• [Description of the task]: Search the records below for the word "Properties". Pull out each line that has it.

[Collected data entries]
## begin
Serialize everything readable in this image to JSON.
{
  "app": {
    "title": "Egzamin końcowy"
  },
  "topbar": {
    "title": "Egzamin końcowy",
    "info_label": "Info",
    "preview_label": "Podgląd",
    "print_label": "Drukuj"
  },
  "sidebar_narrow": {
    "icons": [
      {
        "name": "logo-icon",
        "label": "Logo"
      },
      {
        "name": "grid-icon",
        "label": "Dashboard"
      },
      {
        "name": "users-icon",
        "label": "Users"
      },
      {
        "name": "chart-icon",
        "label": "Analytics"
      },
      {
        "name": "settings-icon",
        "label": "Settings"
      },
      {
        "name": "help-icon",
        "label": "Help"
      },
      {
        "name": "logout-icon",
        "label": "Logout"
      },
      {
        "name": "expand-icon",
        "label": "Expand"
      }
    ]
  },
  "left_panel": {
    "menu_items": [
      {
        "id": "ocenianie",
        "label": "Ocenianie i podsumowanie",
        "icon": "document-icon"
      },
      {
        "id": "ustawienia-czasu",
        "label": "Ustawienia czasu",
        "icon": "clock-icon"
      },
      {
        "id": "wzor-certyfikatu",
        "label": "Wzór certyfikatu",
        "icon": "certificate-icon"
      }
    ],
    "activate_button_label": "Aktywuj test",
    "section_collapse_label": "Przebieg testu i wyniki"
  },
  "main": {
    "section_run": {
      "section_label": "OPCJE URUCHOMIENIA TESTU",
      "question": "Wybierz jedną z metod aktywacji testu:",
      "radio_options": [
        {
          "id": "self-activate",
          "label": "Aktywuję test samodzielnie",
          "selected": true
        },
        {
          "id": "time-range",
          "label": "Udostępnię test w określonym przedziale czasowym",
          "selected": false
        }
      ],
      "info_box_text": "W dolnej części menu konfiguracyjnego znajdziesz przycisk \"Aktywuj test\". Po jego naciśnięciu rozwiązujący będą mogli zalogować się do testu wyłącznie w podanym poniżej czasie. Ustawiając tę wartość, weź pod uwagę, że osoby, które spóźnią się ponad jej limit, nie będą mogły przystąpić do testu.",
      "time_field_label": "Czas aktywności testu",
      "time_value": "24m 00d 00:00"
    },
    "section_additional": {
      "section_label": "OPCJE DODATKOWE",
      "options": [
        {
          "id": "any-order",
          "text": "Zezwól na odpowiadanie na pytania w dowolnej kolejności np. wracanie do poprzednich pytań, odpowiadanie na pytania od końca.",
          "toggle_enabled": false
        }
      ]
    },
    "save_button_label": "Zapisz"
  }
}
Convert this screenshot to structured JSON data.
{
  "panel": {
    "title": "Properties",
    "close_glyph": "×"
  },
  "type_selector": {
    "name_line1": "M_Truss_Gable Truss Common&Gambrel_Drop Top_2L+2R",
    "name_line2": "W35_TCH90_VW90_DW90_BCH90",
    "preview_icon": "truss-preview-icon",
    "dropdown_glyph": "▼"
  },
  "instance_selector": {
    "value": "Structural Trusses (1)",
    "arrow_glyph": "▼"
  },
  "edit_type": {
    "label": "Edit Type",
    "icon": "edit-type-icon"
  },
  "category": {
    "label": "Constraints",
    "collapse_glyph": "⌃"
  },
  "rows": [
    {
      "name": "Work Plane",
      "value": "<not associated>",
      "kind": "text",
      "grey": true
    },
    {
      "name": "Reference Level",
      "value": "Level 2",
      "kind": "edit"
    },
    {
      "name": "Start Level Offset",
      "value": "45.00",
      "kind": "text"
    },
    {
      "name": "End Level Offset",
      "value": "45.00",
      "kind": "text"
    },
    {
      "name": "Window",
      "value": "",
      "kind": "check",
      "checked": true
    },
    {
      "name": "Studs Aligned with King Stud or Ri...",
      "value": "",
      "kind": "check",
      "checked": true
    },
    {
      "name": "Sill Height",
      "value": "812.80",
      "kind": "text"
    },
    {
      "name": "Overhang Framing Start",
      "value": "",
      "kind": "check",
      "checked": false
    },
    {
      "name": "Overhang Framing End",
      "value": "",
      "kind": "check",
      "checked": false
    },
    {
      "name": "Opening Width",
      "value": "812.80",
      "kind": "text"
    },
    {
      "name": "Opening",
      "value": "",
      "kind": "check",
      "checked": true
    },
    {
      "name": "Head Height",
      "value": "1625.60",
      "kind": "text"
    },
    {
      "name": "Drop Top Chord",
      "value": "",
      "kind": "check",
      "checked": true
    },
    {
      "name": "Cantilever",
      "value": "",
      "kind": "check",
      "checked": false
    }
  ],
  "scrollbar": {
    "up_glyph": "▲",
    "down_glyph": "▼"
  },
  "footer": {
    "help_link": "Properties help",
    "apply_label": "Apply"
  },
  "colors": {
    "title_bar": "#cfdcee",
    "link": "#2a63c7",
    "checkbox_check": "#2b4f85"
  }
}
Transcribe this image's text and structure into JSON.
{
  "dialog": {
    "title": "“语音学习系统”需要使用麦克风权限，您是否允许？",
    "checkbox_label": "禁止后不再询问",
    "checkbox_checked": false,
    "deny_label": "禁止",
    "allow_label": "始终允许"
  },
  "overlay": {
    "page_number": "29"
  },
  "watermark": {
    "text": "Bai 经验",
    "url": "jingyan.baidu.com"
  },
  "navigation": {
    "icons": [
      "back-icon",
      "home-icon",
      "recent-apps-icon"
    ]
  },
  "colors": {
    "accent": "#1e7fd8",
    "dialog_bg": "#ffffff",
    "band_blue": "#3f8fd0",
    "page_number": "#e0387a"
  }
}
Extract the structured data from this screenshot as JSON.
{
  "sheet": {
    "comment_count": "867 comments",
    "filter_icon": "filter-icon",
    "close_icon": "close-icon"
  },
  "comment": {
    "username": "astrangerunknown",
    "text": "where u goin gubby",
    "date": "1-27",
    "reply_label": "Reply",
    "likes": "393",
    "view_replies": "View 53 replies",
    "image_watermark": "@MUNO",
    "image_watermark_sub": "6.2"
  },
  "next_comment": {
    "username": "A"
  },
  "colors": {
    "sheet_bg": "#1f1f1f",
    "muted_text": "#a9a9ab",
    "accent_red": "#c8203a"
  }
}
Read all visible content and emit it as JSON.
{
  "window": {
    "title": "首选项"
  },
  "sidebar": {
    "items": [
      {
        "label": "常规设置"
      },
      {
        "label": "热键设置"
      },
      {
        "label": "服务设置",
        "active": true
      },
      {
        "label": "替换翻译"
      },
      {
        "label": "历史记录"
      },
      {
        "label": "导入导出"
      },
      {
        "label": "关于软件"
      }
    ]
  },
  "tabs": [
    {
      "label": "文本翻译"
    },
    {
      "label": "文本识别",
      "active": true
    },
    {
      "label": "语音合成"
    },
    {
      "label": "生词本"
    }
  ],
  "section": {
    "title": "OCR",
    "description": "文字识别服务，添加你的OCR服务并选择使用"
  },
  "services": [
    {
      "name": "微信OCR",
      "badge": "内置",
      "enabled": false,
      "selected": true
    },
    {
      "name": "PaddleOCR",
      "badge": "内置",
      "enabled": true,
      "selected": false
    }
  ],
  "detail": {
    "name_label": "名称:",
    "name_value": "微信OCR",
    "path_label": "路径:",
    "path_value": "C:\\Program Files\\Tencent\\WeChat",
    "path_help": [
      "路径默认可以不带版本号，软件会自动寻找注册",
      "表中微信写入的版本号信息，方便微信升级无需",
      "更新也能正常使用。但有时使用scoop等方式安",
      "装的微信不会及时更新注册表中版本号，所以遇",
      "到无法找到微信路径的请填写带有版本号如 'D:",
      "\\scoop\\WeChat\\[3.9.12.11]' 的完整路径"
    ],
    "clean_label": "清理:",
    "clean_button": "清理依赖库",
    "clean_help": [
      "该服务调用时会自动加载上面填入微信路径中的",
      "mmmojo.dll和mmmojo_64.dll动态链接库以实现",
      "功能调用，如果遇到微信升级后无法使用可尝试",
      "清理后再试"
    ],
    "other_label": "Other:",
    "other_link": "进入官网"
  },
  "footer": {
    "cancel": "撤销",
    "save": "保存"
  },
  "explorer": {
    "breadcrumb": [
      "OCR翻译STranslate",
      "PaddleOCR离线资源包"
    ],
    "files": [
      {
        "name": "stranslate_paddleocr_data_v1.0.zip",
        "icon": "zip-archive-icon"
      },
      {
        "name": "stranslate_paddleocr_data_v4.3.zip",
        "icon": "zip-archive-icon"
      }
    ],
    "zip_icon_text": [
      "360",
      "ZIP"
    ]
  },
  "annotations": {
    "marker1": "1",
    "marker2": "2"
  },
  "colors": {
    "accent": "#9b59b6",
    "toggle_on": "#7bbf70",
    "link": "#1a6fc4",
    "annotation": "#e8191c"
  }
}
## end
• [Solved exercise]:
    "title": "Properties",
    "help_link": "Properties help",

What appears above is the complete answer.